PROVIDED MATERIAL
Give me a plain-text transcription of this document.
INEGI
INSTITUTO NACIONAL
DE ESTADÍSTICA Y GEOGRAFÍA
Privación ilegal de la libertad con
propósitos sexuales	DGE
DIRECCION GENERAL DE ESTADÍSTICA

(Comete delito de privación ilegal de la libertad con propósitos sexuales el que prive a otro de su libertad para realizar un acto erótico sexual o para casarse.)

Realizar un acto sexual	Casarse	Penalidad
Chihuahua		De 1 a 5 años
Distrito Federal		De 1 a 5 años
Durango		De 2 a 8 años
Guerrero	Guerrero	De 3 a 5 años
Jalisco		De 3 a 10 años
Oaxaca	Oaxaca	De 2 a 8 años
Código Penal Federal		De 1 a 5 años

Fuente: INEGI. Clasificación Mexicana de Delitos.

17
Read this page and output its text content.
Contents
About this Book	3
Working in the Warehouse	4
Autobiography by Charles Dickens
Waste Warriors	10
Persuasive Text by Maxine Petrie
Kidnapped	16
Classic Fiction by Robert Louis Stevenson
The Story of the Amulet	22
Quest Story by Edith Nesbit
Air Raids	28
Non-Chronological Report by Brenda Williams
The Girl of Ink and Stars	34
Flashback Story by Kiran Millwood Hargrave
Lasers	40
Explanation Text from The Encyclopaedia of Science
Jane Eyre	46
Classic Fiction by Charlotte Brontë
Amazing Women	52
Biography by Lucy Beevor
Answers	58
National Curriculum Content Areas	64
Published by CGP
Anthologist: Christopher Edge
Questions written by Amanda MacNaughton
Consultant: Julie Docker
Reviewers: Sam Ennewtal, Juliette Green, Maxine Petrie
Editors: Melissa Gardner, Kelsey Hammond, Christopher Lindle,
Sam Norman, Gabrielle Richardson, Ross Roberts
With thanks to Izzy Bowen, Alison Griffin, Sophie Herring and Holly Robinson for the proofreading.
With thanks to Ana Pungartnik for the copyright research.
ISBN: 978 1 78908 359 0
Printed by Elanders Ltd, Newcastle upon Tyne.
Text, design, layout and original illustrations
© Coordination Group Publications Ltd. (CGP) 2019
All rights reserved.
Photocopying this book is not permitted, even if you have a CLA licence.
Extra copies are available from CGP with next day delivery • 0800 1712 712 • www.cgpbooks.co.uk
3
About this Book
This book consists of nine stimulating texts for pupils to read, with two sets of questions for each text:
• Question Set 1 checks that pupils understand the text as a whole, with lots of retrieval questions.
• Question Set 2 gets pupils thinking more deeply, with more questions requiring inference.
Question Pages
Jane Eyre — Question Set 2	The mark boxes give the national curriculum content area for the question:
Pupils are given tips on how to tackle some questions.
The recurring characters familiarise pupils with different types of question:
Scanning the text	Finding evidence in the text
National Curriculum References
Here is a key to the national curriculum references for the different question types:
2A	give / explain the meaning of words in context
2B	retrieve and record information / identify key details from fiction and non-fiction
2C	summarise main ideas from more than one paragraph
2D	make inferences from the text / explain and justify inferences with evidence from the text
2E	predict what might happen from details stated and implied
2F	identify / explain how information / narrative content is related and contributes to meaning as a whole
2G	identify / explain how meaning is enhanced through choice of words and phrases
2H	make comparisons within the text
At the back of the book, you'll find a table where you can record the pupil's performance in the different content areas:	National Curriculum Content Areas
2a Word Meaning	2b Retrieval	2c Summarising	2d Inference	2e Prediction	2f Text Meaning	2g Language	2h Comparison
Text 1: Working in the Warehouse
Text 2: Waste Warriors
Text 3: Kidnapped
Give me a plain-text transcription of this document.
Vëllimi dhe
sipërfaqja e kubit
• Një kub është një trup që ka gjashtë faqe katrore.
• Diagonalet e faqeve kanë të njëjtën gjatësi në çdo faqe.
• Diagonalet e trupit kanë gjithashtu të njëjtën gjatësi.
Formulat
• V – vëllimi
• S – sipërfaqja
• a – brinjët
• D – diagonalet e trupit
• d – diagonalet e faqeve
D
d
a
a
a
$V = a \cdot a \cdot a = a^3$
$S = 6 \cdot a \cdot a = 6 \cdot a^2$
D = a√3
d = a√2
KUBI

EXERCISE TASK
Repeat the data precisely, line by line.

OUTPUT OF THE EXERCISE
Give me a plain-text transcription of this document.
INEGI
INSTITUTO NACIONAL
DE ESTADÍSTICA Y GEOGRAFÍA
Privación ilegal de la libertad con
propósitos sexuales	DGE
DIRECCION GENERAL DE ESTADÍSTICA

(Comete delito de privación ilegal de la libertad con propósitos sexuales el que prive a otro de su libertad para realizar un acto erótico sexual o para casarse.)

Realizar un acto sexual	Casarse	Penalidad
Chihuahua		De 1 a 5 años
Distrito Federal		De 1 a 5 años
Durango		De 2 a 8 años
Guerrero	Guerrero	De 3 a 5 años
Jalisco		De 3 a 10 años
Oaxaca	Oaxaca	De 2 a 8 años
Código Penal Federal		De 1 a 5 años

Fuente: INEGI. Clasificación Mexicana de Delitos.

17
Read this page and output its text content.
Contents
About this Book	3
Working in the Warehouse	4
Autobiography by Charles Dickens
Waste Warriors	10
Persuasive Text by Maxine Petrie
Kidnapped	16
Classic Fiction by Robert Louis Stevenson
The Story of the Amulet	22
Quest Story by Edith Nesbit
Air Raids	28
Non-Chronological Report by Brenda Williams
The Girl of Ink and Stars	34
Flashback Story by Kiran Millwood Hargrave
Lasers	40
Explanation Text from The Encyclopaedia of Science
Jane Eyre	46
Classic Fiction by Charlotte Brontë
Amazing Women	52
Biography by Lucy Beevor
Answers	58
National Curriculum Content Areas	64
Published by CGP
Anthologist: Christopher Edge
Questions written by Amanda MacNaughton
Consultant: Julie Docker
Reviewers: Sam Ennewtal, Juliette Green, Maxine Petrie
Editors: Melissa Gardner, Kelsey Hammond, Christopher Lindle,
Sam Norman, Gabrielle Richardson, Ross Roberts
With thanks to Izzy Bowen, Alison Griffin, Sophie Herring and Holly Robinson for the proofreading.
With thanks to Ana Pungartnik for the copyright research.
ISBN: 978 1 78908 359 0
Printed by Elanders Ltd, Newcastle upon Tyne.
Text, design, layout and original illustrations
© Coordination Group Publications Ltd. (CGP) 2019
All rights reserved.
Photocopying this book is not permitted, even if you have a CLA licence.
Extra copies are available from CGP with next day delivery • 0800 1712 712 • www.cgpbooks.co.uk
3
About this Book
This book consists of nine stimulating texts for pupils to read, with two sets of questions for each text:
• Question Set 1 checks that pupils understand the text as a whole, with lots of retrieval questions.
• Question Set 2 gets pupils thinking more deeply, with more questions requiring inference.
Question Pages
Jane Eyre — Question Set 2	The mark boxes give the national curriculum content area for the question:
Pupils are given tips on how to tackle some questions.
The recurring characters familiarise pupils with different types of question:
Scanning the text	Finding evidence in the text
National Curriculum References
Here is a key to the national curriculum references for the different question types:
2A	give / explain the meaning of words in context
2B	retrieve and record information / identify key details from fiction and non-fiction
2C	summarise main ideas from more than one paragraph
2D	make inferences from the text / explain and justify inferences with evidence from the text
2E	predict what might happen from details stated and implied
2F	identify / explain how information / narrative content is related and contributes to meaning as a whole
2G	identify / explain how meaning is enhanced through choice of words and phrases
2H	make comparisons within the text
At the back of the book, you'll find a table where you can record the pupil's performance in the different content areas:	National Curriculum Content Areas
2a Word Meaning	2b Retrieval	2c Summarising	2d Inference	2e Prediction	2f Text Meaning	2g Language	2h Comparison
Text 1: Working in the Warehouse
Text 2: Waste Warriors
Text 3: Kidnapped
Give me a plain-text transcription of this document.
Vëllimi dhe
sipërfaqja e kubit
• Një kub është një trup që ka gjashtë faqe katrore.
• Diagonalet e faqeve kanë të njëjtën gjatësi në çdo faqe.
• Diagonalet e trupit kanë gjithashtu të njëjtën gjatësi.
Formulat
• V – vëllimi
• S – sipërfaqja
• a – brinjët
• D – diagonalet e trupit
• d – diagonalet e faqeve
D
d
a
a
a
$V = a \cdot a \cdot a = a^3$
$S = 6 \cdot a \cdot a = 6 \cdot a^2$
D = a√3
d = a√2
KUBI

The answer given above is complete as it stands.